» What to work on: Extract each line containing the string "with".

[BEGIN Source data]

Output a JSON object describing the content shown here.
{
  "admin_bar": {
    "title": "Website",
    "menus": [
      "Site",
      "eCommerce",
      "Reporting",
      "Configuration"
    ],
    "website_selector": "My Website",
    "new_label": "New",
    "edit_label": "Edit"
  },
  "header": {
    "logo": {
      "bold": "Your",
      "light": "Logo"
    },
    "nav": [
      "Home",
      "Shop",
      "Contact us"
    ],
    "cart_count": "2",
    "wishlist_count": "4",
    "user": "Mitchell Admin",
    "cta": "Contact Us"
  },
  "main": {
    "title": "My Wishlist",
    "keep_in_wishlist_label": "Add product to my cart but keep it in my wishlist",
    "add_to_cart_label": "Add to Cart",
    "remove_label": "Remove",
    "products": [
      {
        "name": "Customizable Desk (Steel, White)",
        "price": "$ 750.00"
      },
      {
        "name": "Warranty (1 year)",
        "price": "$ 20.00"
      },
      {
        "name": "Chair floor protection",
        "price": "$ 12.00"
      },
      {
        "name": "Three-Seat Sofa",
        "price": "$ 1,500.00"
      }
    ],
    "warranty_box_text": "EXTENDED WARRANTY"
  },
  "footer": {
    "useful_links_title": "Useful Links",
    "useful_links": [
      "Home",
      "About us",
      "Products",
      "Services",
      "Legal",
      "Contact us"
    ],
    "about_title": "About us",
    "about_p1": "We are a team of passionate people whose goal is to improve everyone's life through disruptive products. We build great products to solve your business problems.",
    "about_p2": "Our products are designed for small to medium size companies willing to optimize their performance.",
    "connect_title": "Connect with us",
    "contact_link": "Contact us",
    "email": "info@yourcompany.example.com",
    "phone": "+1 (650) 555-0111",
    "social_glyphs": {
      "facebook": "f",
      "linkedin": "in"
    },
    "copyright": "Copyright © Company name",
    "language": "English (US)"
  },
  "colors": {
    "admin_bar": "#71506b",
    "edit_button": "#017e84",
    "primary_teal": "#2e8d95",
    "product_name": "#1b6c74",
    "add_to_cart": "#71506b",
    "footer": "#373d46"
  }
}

[END Source data]
[BEGIN Source data]

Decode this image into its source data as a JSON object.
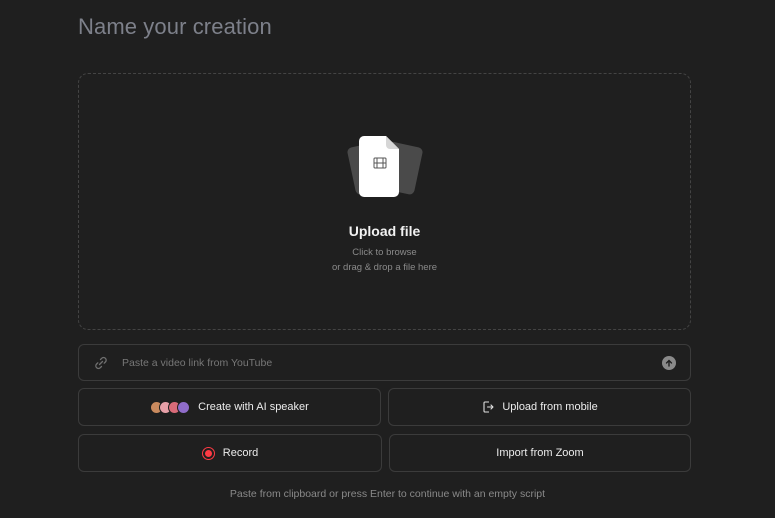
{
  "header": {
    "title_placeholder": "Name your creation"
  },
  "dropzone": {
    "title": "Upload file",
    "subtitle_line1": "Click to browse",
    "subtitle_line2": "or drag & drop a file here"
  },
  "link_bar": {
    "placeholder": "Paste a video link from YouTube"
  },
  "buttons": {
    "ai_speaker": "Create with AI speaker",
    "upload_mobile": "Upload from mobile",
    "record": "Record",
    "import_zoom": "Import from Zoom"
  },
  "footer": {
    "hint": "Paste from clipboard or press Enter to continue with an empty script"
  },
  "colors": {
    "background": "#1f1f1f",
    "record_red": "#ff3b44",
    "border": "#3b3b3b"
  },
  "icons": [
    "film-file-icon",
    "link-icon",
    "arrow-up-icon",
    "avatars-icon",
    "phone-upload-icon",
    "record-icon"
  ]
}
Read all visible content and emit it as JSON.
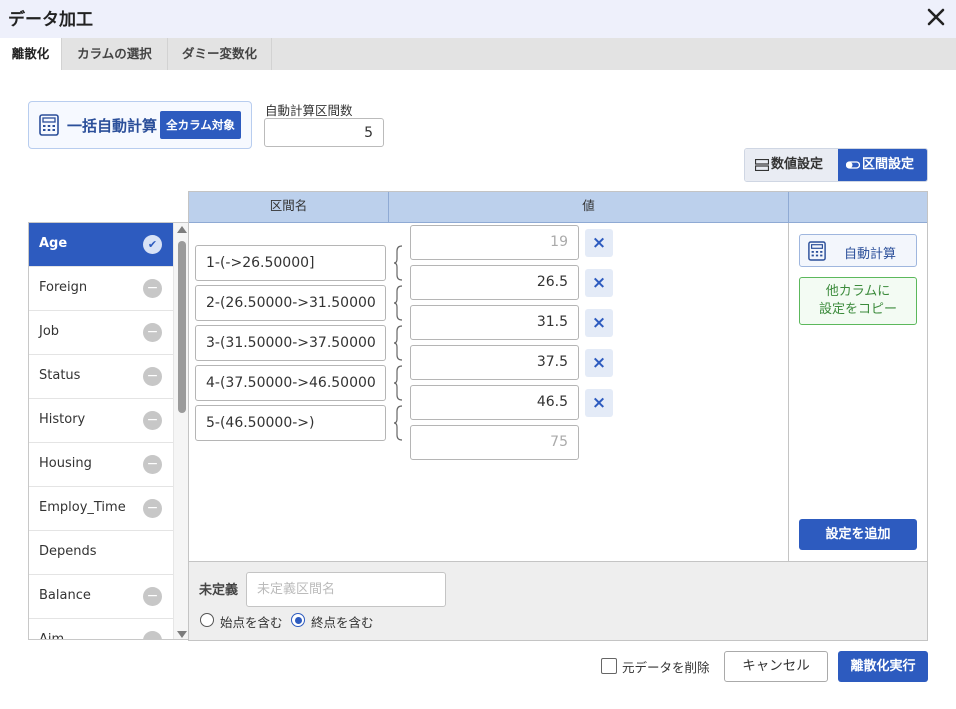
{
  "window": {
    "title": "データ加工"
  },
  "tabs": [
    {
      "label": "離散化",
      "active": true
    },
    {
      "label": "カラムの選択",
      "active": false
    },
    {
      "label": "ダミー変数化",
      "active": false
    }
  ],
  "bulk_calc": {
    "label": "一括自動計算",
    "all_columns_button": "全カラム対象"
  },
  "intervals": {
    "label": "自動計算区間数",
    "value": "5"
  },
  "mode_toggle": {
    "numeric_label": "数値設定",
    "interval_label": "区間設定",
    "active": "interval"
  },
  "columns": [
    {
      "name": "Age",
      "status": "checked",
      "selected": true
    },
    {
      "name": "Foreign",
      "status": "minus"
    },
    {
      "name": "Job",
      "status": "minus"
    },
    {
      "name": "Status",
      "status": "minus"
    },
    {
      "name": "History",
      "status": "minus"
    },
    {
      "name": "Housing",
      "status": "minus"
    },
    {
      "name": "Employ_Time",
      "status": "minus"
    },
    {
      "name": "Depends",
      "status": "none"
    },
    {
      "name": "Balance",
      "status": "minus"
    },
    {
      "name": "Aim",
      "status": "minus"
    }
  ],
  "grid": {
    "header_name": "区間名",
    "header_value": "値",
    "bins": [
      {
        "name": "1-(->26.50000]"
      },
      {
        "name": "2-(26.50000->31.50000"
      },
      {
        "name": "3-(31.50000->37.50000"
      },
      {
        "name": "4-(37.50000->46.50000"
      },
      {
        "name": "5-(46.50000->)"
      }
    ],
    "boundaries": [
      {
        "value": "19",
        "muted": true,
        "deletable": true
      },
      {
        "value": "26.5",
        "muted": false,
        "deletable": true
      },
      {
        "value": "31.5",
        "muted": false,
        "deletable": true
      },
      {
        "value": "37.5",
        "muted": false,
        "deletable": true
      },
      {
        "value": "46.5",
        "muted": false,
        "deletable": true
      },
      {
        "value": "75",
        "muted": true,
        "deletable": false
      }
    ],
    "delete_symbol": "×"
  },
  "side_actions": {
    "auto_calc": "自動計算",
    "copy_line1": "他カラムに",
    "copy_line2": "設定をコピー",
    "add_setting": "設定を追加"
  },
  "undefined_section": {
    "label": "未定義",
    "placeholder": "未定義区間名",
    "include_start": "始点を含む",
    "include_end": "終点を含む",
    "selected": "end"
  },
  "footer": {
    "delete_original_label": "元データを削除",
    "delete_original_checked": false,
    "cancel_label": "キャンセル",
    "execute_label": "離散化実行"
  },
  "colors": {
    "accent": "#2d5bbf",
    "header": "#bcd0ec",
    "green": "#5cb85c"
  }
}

[END Source data]

» Full answer:
    "connect_title": "Connect with us",
    "ai_speaker": "Create with AI speaker",
    "hint": "Paste from clipboard or press Enter to continue with an empty script"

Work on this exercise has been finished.